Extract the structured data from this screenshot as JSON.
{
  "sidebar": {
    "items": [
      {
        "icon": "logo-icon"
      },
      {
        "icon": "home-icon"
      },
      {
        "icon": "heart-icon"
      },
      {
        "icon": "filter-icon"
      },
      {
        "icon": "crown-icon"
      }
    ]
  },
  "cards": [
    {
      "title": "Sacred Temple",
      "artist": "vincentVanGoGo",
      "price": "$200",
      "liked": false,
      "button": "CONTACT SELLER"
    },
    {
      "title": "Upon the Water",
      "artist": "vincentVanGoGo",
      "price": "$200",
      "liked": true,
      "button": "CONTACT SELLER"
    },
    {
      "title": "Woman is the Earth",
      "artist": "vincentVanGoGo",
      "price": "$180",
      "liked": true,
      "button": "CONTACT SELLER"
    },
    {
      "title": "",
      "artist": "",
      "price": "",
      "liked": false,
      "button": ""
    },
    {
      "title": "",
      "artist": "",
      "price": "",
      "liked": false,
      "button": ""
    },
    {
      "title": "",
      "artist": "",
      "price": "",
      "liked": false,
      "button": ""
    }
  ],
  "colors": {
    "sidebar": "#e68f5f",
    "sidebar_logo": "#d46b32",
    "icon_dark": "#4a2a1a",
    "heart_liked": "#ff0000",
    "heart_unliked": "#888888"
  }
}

---

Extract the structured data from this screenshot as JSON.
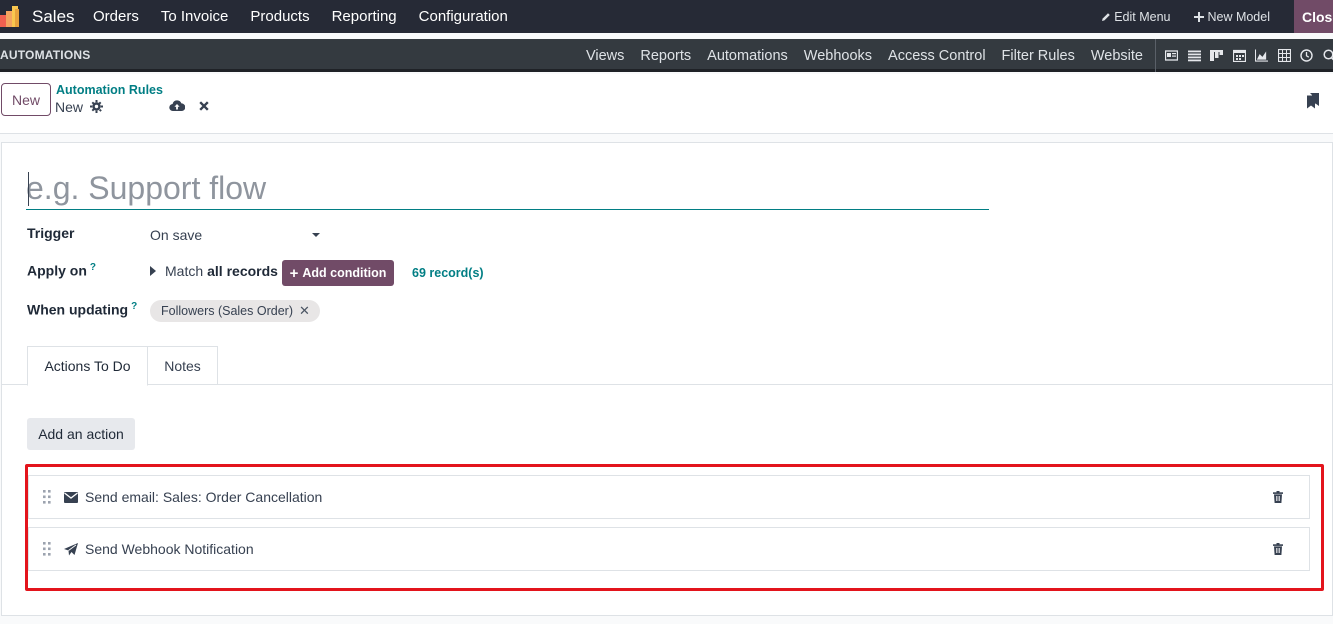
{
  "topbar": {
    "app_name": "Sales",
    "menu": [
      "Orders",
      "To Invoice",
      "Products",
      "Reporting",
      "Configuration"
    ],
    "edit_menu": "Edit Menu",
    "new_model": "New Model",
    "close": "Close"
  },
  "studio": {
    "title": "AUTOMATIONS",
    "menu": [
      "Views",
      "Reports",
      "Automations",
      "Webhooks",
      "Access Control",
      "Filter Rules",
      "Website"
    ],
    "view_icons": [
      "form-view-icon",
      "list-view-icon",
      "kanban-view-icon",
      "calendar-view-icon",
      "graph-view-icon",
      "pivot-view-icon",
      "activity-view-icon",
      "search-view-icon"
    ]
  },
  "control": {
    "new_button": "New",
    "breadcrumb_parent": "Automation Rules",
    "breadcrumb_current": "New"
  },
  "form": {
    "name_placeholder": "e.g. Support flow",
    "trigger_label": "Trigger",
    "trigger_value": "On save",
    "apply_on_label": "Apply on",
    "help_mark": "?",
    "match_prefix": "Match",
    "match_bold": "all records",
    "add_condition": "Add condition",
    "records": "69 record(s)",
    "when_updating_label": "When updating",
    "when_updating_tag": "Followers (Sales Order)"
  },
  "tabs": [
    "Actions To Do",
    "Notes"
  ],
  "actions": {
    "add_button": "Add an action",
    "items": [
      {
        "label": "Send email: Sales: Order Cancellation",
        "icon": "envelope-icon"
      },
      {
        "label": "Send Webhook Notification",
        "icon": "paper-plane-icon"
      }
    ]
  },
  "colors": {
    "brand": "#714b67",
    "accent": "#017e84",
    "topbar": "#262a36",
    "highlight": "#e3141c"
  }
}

* * *

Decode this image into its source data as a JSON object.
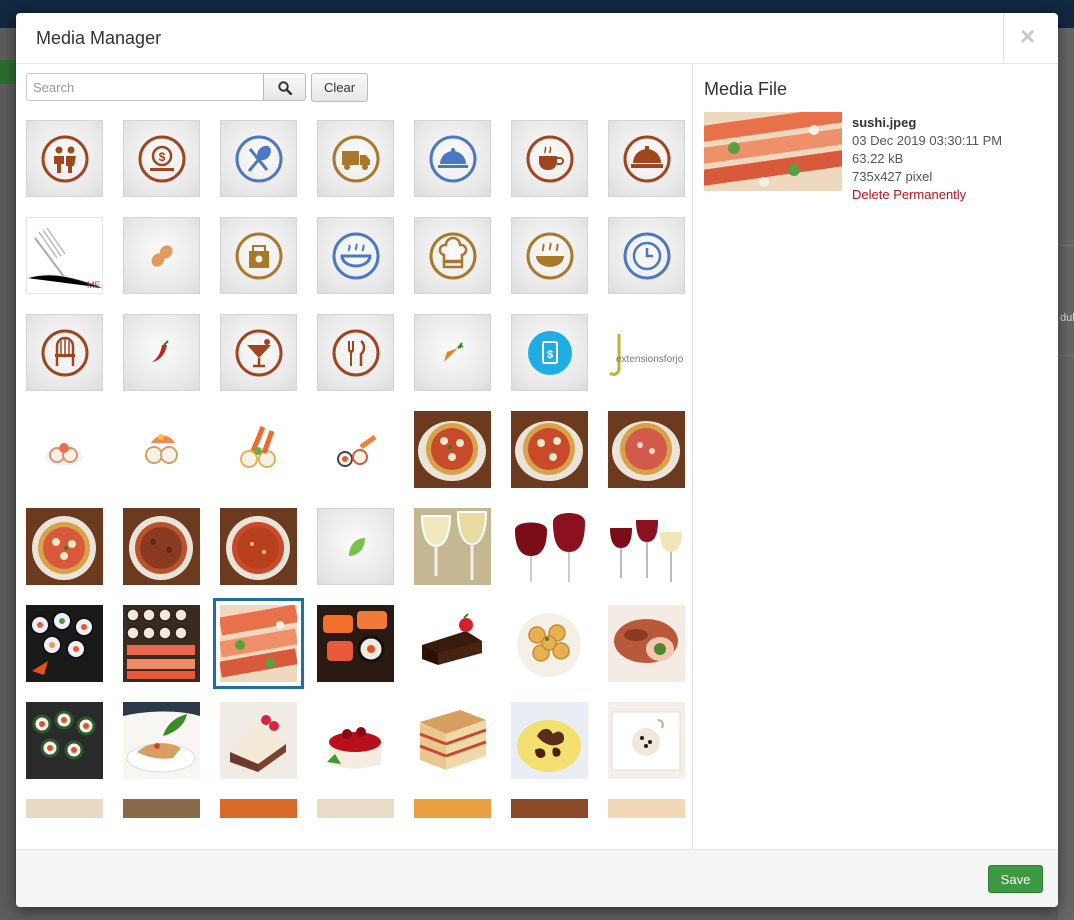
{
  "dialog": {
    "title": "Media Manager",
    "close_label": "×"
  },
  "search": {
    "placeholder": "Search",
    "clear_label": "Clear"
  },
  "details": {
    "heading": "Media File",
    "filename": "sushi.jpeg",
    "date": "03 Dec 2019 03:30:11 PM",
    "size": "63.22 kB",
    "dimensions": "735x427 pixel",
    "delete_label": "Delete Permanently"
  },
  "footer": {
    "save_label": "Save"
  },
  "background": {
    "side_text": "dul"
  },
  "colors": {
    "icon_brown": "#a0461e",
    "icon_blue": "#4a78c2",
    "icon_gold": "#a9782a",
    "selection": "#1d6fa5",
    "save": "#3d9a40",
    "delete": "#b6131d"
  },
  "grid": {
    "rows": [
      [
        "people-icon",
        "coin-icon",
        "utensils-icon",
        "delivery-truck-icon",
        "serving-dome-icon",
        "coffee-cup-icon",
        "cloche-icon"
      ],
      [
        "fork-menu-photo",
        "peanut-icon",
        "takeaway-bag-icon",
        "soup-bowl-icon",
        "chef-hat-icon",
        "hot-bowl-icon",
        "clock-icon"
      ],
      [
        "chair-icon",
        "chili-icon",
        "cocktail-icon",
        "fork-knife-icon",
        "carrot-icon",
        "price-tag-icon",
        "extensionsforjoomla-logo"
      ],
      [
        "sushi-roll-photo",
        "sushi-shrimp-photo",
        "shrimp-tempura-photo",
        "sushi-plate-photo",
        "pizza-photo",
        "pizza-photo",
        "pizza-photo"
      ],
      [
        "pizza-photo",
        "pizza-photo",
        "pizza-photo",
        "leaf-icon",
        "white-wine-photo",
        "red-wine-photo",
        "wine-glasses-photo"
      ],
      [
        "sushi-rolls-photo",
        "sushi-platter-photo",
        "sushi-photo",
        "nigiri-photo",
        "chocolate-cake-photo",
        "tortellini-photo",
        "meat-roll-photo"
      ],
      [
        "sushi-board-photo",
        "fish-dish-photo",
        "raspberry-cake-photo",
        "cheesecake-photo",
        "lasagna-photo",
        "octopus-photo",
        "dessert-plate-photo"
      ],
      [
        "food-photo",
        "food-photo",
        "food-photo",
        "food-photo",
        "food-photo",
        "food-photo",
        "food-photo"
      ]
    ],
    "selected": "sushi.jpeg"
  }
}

Set exercise: What is the number of lines that contain "Send"? Reply with that number alone.

Worked answer: 2